Records about charts and figures:

------

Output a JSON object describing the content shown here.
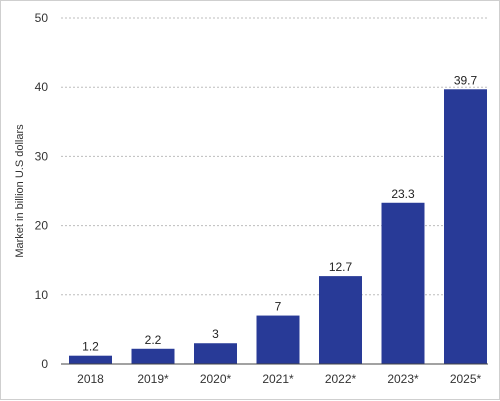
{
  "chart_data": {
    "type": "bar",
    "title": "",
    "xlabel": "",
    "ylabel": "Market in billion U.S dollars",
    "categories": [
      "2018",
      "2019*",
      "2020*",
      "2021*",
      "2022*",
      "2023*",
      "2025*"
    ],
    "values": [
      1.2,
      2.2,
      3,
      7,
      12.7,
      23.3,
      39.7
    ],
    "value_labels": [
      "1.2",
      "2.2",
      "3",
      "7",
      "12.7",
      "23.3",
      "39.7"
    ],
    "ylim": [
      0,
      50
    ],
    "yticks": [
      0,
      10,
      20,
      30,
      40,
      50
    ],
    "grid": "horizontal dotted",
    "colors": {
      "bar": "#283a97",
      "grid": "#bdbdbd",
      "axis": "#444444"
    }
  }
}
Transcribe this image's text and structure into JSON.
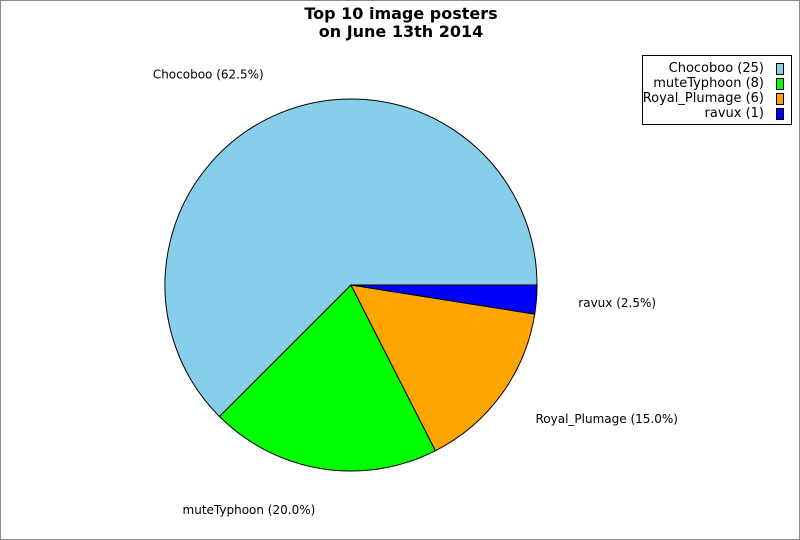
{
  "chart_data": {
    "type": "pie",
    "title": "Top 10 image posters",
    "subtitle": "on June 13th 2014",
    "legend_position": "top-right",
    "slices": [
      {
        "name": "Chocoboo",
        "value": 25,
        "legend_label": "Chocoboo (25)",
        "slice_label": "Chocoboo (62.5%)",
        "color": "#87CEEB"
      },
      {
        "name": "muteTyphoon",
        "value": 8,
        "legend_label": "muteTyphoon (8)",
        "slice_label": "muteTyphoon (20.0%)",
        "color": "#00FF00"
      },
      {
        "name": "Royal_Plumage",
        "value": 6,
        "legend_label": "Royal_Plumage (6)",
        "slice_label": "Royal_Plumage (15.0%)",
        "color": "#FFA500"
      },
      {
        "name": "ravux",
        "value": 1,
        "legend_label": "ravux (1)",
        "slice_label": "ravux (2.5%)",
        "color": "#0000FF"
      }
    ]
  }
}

------

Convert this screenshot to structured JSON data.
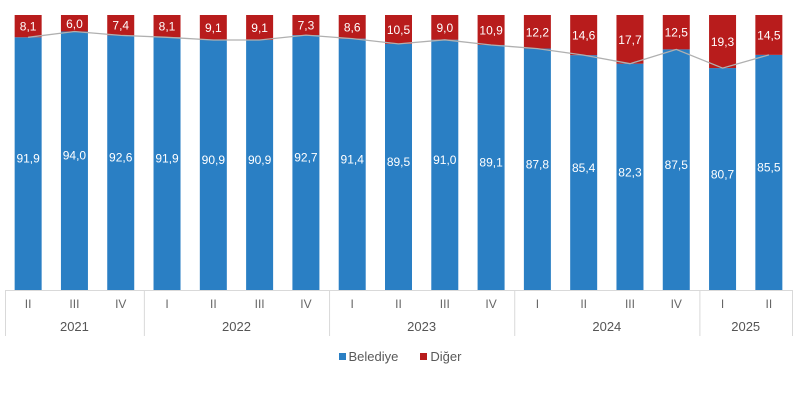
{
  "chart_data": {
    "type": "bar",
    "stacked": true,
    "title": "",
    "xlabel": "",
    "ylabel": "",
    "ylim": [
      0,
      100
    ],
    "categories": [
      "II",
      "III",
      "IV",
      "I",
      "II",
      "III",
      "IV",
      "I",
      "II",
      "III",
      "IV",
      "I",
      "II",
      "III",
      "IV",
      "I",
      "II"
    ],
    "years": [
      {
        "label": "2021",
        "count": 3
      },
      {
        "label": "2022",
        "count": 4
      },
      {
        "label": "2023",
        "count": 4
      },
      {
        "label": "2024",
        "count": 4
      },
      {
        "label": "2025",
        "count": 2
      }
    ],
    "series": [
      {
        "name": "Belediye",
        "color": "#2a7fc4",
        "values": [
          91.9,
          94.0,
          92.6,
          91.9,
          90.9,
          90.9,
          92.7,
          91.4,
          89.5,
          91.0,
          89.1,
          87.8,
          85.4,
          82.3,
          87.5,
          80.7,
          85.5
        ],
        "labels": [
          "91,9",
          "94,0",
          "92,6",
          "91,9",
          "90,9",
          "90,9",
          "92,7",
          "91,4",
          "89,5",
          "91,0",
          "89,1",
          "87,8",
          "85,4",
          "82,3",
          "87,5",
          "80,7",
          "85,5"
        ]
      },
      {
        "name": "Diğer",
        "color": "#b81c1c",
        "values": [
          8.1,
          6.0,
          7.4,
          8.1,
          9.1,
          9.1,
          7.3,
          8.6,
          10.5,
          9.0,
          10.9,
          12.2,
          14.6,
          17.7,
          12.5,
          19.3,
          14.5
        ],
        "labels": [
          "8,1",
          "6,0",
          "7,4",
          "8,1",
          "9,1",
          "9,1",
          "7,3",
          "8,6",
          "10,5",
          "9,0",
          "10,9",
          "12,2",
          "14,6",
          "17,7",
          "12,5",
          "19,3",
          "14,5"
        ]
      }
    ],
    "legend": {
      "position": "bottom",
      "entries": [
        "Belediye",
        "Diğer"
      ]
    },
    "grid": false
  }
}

------

Short exercise:
From the data above, copy each line where the string "grid" appears.

Solved exercise:
    "grid": "horizontal dotted",
      "grid": "#bdbdbd",
    "grid": false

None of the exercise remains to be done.